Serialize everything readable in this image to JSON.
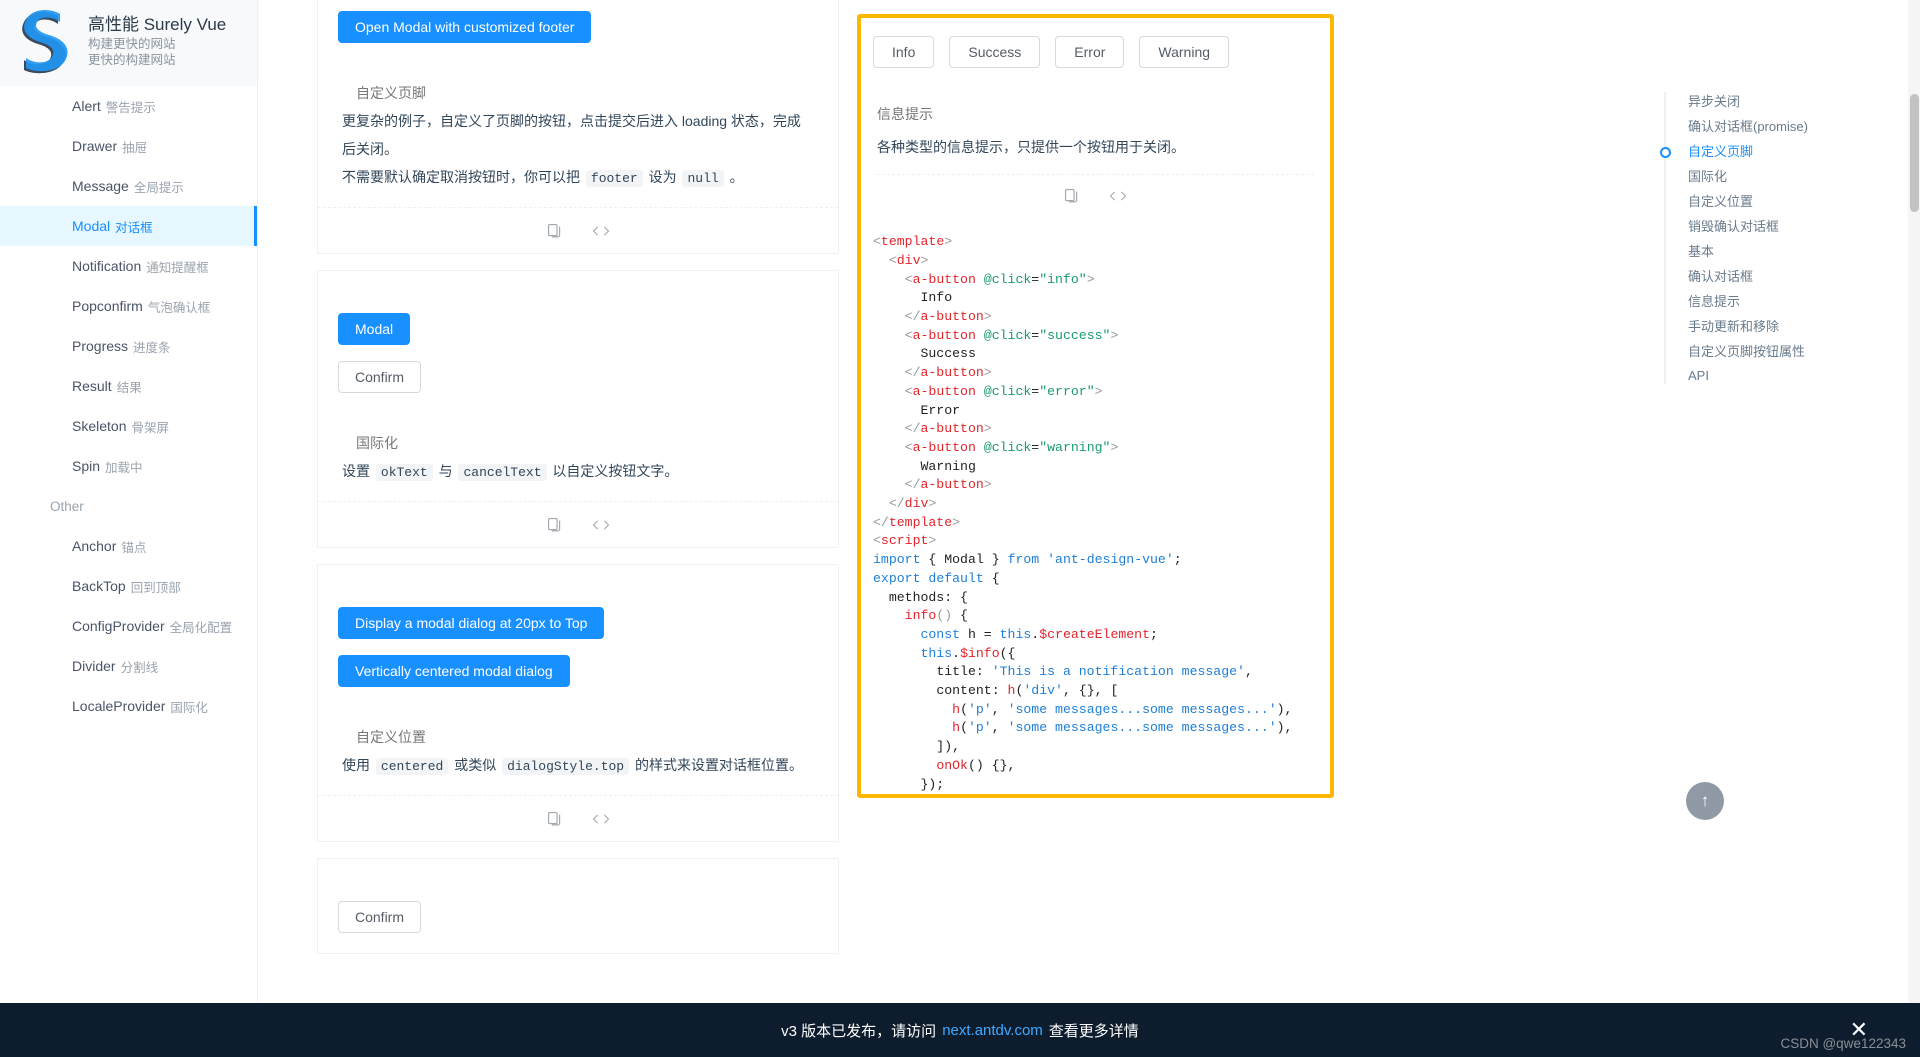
{
  "brand": {
    "title": "高性能 Surely Vue",
    "sub1": "构建更快的网站",
    "sub2": "更快的构建网站",
    "logo_letter": "S"
  },
  "sidebar": {
    "items": [
      {
        "en": "Alert",
        "cn": "警告提示",
        "active": false
      },
      {
        "en": "Drawer",
        "cn": "抽屉",
        "active": false
      },
      {
        "en": "Message",
        "cn": "全局提示",
        "active": false
      },
      {
        "en": "Modal",
        "cn": "对话框",
        "active": true
      },
      {
        "en": "Notification",
        "cn": "通知提醒框",
        "active": false
      },
      {
        "en": "Popconfirm",
        "cn": "气泡确认框",
        "active": false
      },
      {
        "en": "Progress",
        "cn": "进度条",
        "active": false
      },
      {
        "en": "Result",
        "cn": "结果",
        "active": false
      },
      {
        "en": "Skeleton",
        "cn": "骨架屏",
        "active": false
      },
      {
        "en": "Spin",
        "cn": "加载中",
        "active": false
      }
    ],
    "group_label": "Other",
    "other_items": [
      {
        "en": "Anchor",
        "cn": "锚点"
      },
      {
        "en": "BackTop",
        "cn": "回到顶部"
      },
      {
        "en": "ConfigProvider",
        "cn": "全局化配置"
      },
      {
        "en": "Divider",
        "cn": "分割线"
      },
      {
        "en": "LocaleProvider",
        "cn": "国际化"
      }
    ]
  },
  "cards": {
    "card1": {
      "button": "Open Modal with customized footer",
      "title": "自定义页脚",
      "desc_line1": "更复杂的例子，自定义了页脚的按钮，点击提交后进入 loading 状态，完成后关闭。",
      "desc_line2_a": "不需要默认确定取消按钮时，你可以把",
      "desc_code1": "footer",
      "desc_line2_b": "设为",
      "desc_code2": "null",
      "desc_line2_c": "。"
    },
    "card2": {
      "button_primary": "Modal",
      "button_default": "Confirm",
      "title": "国际化",
      "desc_a": "设置",
      "code1": "okText",
      "desc_b": "与",
      "code2": "cancelText",
      "desc_c": "以自定义按钮文字。"
    },
    "card3": {
      "button1": "Display a modal dialog at 20px to Top",
      "button2": "Vertically centered modal dialog",
      "title": "自定义位置",
      "desc_a": "使用",
      "code1": "centered",
      "desc_b": "或类似",
      "code2": "dialogStyle.top",
      "desc_c": "的样式来设置对话框位置。"
    },
    "card4": {
      "button_default": "Confirm"
    }
  },
  "highlight": {
    "buttons": [
      "Info",
      "Success",
      "Error",
      "Warning"
    ],
    "title": "信息提示",
    "desc": "各种类型的信息提示，只提供一个按钮用于关闭。",
    "border_color": "#fcb800",
    "code": "<template>\n  <div>\n    <a-button @click=\"info\">\n      Info\n    </a-button>\n    <a-button @click=\"success\">\n      Success\n    </a-button>\n    <a-button @click=\"error\">\n      Error\n    </a-button>\n    <a-button @click=\"warning\">\n      Warning\n    </a-button>\n  </div>\n</template>\n<script>\nimport { Modal } from 'ant-design-vue';\nexport default {\n  methods: {\n    info() {\n      const h = this.$createElement;\n      this.$info({\n        title: 'This is a notification message',\n        content: h('div', {}, [\n          h('p', 'some messages...some messages...'),\n          h('p', 'some messages...some messages...'),\n        ]),\n        onOk() {},\n      });\n    },"
  },
  "anchor": {
    "items": [
      {
        "label": "异步关闭",
        "active": false
      },
      {
        "label": "确认对话框(promise)",
        "active": false
      },
      {
        "label": "自定义页脚",
        "active": true
      },
      {
        "label": "国际化",
        "active": false
      },
      {
        "label": "自定义位置",
        "active": false
      },
      {
        "label": "销毁确认对话框",
        "active": false
      },
      {
        "label": "基本",
        "active": false
      },
      {
        "label": "确认对话框",
        "active": false
      },
      {
        "label": "信息提示",
        "active": false
      },
      {
        "label": "手动更新和移除",
        "active": false
      },
      {
        "label": "自定义页脚按钮属性",
        "active": false
      },
      {
        "label": "API",
        "active": false
      }
    ]
  },
  "backtop": {
    "glyph": "↑"
  },
  "banner": {
    "text_before": "v3 版本已发布，请访问",
    "link": "next.antdv.com",
    "text_after": "查看更多详情",
    "close_glyph": "✕"
  },
  "watermark": "CSDN @qwe122343"
}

○ ○ ○ ○ ○ ○ ○

[WHAT YOU ARE ASKED TO DO]: Every line of the data above should be quoted exactly. Omit the pictures.

[FULL SOLUTION]:
Serialize everything readable in this image to JSON.
{
  "brand": {
    "title": "高性能 Surely Vue",
    "sub1": "构建更快的网站",
    "sub2": "更快的构建网站",
    "logo_letter": "S"
  },
  "sidebar": {
    "items": [
      {
        "en": "Alert",
        "cn": "警告提示",
        "active": false
      },
      {
        "en": "Drawer",
        "cn": "抽屉",
        "active": false
      },
      {
        "en": "Message",
        "cn": "全局提示",
        "active": false
      },
      {
        "en": "Modal",
        "cn": "对话框",
        "active": true
      },
      {
        "en": "Notification",
        "cn": "通知提醒框",
        "active": false
      },
      {
        "en": "Popconfirm",
        "cn": "气泡确认框",
        "active": false
      },
      {
        "en": "Progress",
        "cn": "进度条",
        "active": false
      },
      {
        "en": "Result",
        "cn": "结果",
        "active": false
      },
      {
        "en": "Skeleton",
        "cn": "骨架屏",
        "active": false
      },
      {
        "en": "Spin",
        "cn": "加载中",
        "active": false
      }
    ],
    "group_label": "Other",
    "other_items": [
      {
        "en": "Anchor",
        "cn": "锚点"
      },
      {
        "en": "BackTop",
        "cn": "回到顶部"
      },
      {
        "en": "ConfigProvider",
        "cn": "全局化配置"
      },
      {
        "en": "Divider",
        "cn": "分割线"
      },
      {
        "en": "LocaleProvider",
        "cn": "国际化"
      }
    ]
  },
  "cards": {
    "card1": {
      "button": "Open Modal with customized footer",
      "title": "自定义页脚",
      "desc_line1": "更复杂的例子，自定义了页脚的按钮，点击提交后进入 loading 状态，完成后关闭。",
      "desc_line2_a": "不需要默认确定取消按钮时，你可以把",
      "desc_code1": "footer",
      "desc_line2_b": "设为",
      "desc_code2": "null",
      "desc_line2_c": "。"
    },
    "card2": {
      "button_primary": "Modal",
      "button_default": "Confirm",
      "title": "国际化",
      "desc_a": "设置",
      "code1": "okText",
      "desc_b": "与",
      "code2": "cancelText",
      "desc_c": "以自定义按钮文字。"
    },
    "card3": {
      "button1": "Display a modal dialog at 20px to Top",
      "button2": "Vertically centered modal dialog",
      "title": "自定义位置",
      "desc_a": "使用",
      "code1": "centered",
      "desc_b": "或类似",
      "code2": "dialogStyle.top",
      "desc_c": "的样式来设置对话框位置。"
    },
    "card4": {
      "button_default": "Confirm"
    }
  },
  "highlight": {
    "buttons": [
      "Info",
      "Success",
      "Error",
      "Warning"
    ],
    "title": "信息提示",
    "desc": "各种类型的信息提示，只提供一个按钮用于关闭。",
    "border_color": "#fcb800",
    "code": "<template>\n  <div>\n    <a-button @click=\"info\">\n      Info\n    </a-button>\n    <a-button @click=\"success\">\n      Success\n    </a-button>\n    <a-button @click=\"error\">\n      Error\n    </a-button>\n    <a-button @click=\"warning\">\n      Warning\n    </a-button>\n  </div>\n</template>\n<script>\nimport { Modal } from 'ant-design-vue';\nexport default {\n  methods: {\n    info() {\n      const h = this.$createElement;\n      this.$info({\n        title: 'This is a notification message',\n        content: h('div', {}, [\n          h('p', 'some messages...some messages...'),\n          h('p', 'some messages...some messages...'),\n        ]),\n        onOk() {},\n      });\n    },"
  },
  "anchor": {
    "items": [
      {
        "label": "异步关闭",
        "active": false
      },
      {
        "label": "确认对话框(promise)",
        "active": false
      },
      {
        "label": "自定义页脚",
        "active": true
      },
      {
        "label": "国际化",
        "active": false
      },
      {
        "label": "自定义位置",
        "active": false
      },
      {
        "label": "销毁确认对话框",
        "active": false
      },
      {
        "label": "基本",
        "active": false
      },
      {
        "label": "确认对话框",
        "active": false
      },
      {
        "label": "信息提示",
        "active": false
      },
      {
        "label": "手动更新和移除",
        "active": false
      },
      {
        "label": "自定义页脚按钮属性",
        "active": false
      },
      {
        "label": "API",
        "active": false
      }
    ]
  },
  "backtop": {
    "glyph": "↑"
  },
  "banner": {
    "text_before": "v3 版本已发布，请访问",
    "link": "next.antdv.com",
    "text_after": "查看更多详情",
    "close_glyph": "✕"
  },
  "watermark": "CSDN @qwe122343"
}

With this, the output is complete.